■ **Exercise goal**
Wherever the word "fora" appears in the entries, copy the whole line.

Data records:
## Start

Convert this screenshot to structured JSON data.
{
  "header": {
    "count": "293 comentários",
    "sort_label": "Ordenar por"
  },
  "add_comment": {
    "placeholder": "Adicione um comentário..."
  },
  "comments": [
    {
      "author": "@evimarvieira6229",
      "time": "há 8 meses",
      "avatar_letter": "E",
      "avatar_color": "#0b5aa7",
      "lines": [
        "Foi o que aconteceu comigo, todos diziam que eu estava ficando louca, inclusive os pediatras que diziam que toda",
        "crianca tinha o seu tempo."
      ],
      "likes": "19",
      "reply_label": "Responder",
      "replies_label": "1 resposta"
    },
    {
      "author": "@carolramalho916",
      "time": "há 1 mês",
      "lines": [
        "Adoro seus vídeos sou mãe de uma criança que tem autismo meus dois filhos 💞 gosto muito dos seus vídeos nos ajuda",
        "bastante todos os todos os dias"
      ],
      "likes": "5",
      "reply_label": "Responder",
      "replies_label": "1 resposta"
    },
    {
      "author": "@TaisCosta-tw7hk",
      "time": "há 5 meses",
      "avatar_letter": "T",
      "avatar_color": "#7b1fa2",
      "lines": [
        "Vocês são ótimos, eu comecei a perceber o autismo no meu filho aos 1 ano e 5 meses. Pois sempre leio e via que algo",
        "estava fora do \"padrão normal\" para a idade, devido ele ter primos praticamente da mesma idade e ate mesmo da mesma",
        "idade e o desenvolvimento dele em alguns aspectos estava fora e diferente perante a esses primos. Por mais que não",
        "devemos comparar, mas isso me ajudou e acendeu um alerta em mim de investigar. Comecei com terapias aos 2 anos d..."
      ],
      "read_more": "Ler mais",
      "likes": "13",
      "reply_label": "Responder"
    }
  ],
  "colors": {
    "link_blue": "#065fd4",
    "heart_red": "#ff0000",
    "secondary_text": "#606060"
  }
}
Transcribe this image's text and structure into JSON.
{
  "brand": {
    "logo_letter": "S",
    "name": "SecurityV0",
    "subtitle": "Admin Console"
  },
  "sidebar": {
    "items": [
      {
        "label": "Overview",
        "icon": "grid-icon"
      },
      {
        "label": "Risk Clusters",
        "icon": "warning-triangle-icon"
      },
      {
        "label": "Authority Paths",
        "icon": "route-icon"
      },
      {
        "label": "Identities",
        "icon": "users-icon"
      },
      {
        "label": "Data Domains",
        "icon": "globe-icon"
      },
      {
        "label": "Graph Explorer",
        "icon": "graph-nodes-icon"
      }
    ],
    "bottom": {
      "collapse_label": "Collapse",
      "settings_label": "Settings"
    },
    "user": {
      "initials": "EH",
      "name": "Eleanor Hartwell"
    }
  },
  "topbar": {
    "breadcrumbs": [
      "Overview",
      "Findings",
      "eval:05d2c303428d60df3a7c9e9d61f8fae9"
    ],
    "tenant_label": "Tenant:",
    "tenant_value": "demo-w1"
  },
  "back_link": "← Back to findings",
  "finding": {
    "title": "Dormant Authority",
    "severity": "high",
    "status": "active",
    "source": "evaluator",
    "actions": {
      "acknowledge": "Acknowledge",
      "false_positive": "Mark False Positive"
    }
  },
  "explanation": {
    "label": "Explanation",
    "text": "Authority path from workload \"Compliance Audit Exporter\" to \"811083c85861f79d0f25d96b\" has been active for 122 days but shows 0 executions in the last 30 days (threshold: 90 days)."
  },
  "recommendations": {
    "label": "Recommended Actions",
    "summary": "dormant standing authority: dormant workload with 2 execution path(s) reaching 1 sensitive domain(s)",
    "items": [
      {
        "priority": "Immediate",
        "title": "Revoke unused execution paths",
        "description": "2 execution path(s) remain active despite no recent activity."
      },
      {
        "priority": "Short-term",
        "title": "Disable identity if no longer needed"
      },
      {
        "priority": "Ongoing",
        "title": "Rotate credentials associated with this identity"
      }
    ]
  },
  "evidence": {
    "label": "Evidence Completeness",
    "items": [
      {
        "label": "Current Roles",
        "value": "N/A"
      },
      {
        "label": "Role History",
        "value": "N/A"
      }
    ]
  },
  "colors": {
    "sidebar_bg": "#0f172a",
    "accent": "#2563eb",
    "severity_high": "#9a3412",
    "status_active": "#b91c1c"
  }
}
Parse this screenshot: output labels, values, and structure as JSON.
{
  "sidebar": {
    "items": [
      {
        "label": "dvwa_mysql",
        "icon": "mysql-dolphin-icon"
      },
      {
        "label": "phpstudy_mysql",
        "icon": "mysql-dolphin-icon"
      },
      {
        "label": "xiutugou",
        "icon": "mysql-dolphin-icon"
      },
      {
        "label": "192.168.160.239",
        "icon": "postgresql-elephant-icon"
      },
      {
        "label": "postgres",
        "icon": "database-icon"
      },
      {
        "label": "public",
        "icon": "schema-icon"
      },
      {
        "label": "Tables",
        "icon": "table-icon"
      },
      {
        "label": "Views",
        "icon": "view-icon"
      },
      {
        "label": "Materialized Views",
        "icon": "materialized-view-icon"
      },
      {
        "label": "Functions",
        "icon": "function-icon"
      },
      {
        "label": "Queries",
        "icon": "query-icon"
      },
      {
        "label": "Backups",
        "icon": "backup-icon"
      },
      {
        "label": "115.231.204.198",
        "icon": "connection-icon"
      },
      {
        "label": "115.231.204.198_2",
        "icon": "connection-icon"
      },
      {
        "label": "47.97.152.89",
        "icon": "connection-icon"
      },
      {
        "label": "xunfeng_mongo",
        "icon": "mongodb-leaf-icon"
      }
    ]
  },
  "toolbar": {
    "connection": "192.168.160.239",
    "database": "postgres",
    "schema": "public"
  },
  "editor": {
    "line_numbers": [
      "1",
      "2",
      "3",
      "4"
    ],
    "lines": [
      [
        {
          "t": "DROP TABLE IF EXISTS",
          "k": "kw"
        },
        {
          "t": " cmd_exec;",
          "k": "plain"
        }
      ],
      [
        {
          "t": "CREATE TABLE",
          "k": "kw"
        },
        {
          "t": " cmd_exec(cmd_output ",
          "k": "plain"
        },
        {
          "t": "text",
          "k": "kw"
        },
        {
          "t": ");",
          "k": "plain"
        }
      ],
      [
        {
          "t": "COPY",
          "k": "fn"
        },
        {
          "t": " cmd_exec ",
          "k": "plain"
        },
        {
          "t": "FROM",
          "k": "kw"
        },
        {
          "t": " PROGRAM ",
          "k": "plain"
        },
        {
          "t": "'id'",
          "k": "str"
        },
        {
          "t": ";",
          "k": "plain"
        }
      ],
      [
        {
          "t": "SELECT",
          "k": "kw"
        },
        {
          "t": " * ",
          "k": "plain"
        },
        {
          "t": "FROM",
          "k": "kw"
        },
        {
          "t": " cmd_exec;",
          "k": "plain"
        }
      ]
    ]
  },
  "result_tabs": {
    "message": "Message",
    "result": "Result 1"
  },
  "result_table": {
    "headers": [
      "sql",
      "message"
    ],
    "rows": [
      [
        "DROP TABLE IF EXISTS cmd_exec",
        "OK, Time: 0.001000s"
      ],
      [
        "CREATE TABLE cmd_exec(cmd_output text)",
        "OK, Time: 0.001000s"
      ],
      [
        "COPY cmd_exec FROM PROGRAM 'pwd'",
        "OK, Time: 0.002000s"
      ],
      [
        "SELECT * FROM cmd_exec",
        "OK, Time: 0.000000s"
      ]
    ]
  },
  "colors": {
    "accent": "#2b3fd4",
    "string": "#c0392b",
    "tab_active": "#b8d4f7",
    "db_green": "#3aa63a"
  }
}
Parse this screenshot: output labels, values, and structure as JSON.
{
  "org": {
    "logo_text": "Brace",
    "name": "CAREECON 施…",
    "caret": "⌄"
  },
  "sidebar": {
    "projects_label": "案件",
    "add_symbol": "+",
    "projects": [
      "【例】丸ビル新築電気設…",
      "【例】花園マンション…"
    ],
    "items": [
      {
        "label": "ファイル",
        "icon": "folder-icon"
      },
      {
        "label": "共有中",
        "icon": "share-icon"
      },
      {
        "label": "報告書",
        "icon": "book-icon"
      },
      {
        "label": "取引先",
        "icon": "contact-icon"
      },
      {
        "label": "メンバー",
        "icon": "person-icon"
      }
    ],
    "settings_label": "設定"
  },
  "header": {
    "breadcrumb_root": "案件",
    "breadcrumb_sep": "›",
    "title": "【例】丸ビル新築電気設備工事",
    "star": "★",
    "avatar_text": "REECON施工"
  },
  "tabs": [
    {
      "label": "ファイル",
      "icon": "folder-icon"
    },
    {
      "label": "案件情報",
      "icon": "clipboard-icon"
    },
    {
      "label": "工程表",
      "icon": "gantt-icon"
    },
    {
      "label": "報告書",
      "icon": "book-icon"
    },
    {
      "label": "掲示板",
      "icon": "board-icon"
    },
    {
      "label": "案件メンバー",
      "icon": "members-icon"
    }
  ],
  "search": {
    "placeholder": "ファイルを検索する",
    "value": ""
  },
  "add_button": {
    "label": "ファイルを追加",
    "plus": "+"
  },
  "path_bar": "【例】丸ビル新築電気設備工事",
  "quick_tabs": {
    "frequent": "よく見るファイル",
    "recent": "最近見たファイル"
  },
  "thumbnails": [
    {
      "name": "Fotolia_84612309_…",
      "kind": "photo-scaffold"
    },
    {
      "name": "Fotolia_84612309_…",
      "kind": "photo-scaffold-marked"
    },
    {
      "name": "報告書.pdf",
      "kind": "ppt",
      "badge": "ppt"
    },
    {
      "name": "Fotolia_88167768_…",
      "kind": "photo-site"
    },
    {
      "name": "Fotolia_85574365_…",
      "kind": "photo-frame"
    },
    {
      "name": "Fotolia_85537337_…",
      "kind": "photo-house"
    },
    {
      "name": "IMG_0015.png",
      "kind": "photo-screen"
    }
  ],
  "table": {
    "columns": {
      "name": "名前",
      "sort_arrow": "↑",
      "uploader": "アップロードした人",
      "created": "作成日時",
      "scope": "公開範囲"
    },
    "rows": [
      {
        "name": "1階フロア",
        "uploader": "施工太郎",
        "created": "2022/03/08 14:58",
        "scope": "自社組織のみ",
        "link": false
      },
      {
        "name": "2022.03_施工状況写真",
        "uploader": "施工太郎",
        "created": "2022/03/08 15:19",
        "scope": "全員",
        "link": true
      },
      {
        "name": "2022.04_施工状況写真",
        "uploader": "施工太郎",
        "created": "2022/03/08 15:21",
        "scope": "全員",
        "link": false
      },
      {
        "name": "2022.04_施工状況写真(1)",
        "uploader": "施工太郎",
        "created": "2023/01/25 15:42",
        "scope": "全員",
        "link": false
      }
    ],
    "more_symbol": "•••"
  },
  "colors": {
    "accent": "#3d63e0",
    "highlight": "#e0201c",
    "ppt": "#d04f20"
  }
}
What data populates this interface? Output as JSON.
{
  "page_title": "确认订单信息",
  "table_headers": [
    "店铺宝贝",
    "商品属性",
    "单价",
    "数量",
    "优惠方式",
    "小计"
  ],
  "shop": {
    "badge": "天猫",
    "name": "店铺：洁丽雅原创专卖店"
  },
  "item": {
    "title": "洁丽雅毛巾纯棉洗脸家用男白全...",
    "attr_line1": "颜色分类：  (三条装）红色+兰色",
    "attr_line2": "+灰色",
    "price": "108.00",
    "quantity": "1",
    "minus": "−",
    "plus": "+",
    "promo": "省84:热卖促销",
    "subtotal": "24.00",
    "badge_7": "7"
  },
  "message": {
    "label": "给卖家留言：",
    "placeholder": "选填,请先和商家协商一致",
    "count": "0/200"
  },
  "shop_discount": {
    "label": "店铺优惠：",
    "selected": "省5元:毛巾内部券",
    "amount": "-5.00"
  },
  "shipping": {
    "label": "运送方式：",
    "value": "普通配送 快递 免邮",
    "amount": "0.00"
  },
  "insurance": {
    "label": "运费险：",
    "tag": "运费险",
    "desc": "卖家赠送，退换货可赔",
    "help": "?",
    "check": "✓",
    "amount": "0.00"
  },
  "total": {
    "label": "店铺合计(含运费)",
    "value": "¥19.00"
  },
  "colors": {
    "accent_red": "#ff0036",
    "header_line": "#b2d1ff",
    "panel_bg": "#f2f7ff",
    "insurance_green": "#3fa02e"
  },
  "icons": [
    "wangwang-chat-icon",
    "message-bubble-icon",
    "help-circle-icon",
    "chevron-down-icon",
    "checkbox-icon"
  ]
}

## End

■ **Correct output**
        "estava fora do \"padrão normal\" para a idade, devido ele ter primos praticamente da mesma idade e ate mesmo da mesma",
        "idade e o desenvolvimento dele em alguns aspectos estava fora e diferente perante a esses primos. Por mais que não",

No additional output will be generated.